Task instructions:
Extract each line where the string "frac" shows up.

Provided data:
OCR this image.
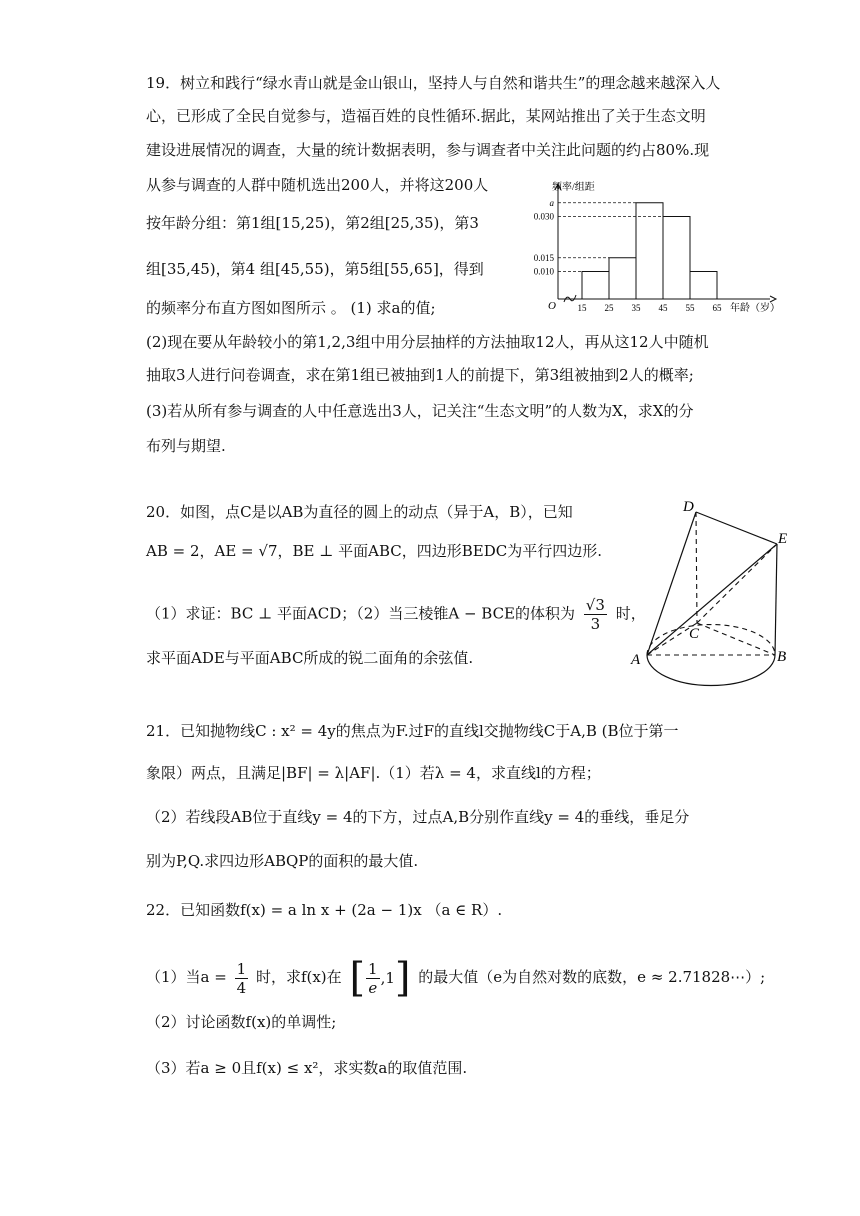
19．树立和践行“绿水青山就是金山银山，坚持人与自然和谐共生”的理念越来越深入人
心，已形成了全民自觉参与，造福百姓的良性循环.据此，某网站推出了关于生态文明
建设进展情况的调查，大量的统计数据表明，参与调查者中关注此问题的约占80%.现
从参与调查的人群中随机选出200人，并将这200人
按年龄分组：第1组[15,25)，第2组[25,35)，第3
组[35,45)，第4 组[45,55)，第5组[55,65]，得到
的频率分布直方图如图所示 。 (1) 求a的值;
(2)现在要从年龄较小的第1,2,3组中用分层抽样的方法抽取12人，再从这12人中随机
抽取3人进行问卷调查，求在第1组已被抽到1人的前提下，第3组被抽到2人的概率;
(3)若从所有参与调查的人中任意选出3人，记关注“生态文明”的人数为X，求X的分
布列与期望.
a
0.030
0.015
0.010
15 25 35 45 55 65
O
频率/组距
年龄（岁）
20．如图，点C是以AB为直径的圆上的动点（异于A，B），已知
AB = 2，AE = √7，BE ⊥ 平面ABC，四边形BEDC为平行四边形.
（1）求证：BC ⊥ 平面ACD；（2）当三棱锥A − BCE的体积为 $\frac{√3}{3}$ 时，
求平面ADE与平面ABC所成的锐二面角的余弦值.
D
E
C
A	B
21．已知抛物线C : x² = 4y的焦点为F.过F的直线l交抛物线C于A,B (B位于第一
象限）两点，且满足|BF| = λ|AF|.（1）若λ = 4，求直线l的方程；
（2）若线段AB位于直线y = 4的下方，过点A,B分别作直线y = 4的垂线，垂足分
别为P,Q.求四边形ABQP的面积的最大值.
22．已知函数f(x) = a ln x + (2a − 1)x （a ∈ R）.
（1）当$a = \frac{1}{4}$ 时，求f(x)在 [ $\frac{1}{e} ,1$ ] 的最大值（e为自然对数的底数，e ≈ 2.71828⋯）;
（2）讨论函数f(x)的单调性;
（3）若a ≥ 0且f(x) ≤ x²，求实数a的取值范围.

Full response:
（1）求证：BC ⊥ 平面ACD；（2）当三棱锥A − BCE的体积为 $\frac{√3}{3}$ 时，
（1）当$a = \frac{1}{4}$ 时，求f(x)在 [ $\frac{1}{e} ,1$ ] 的最大值（e为自然对数的底数，e ≈ 2.71828⋯）;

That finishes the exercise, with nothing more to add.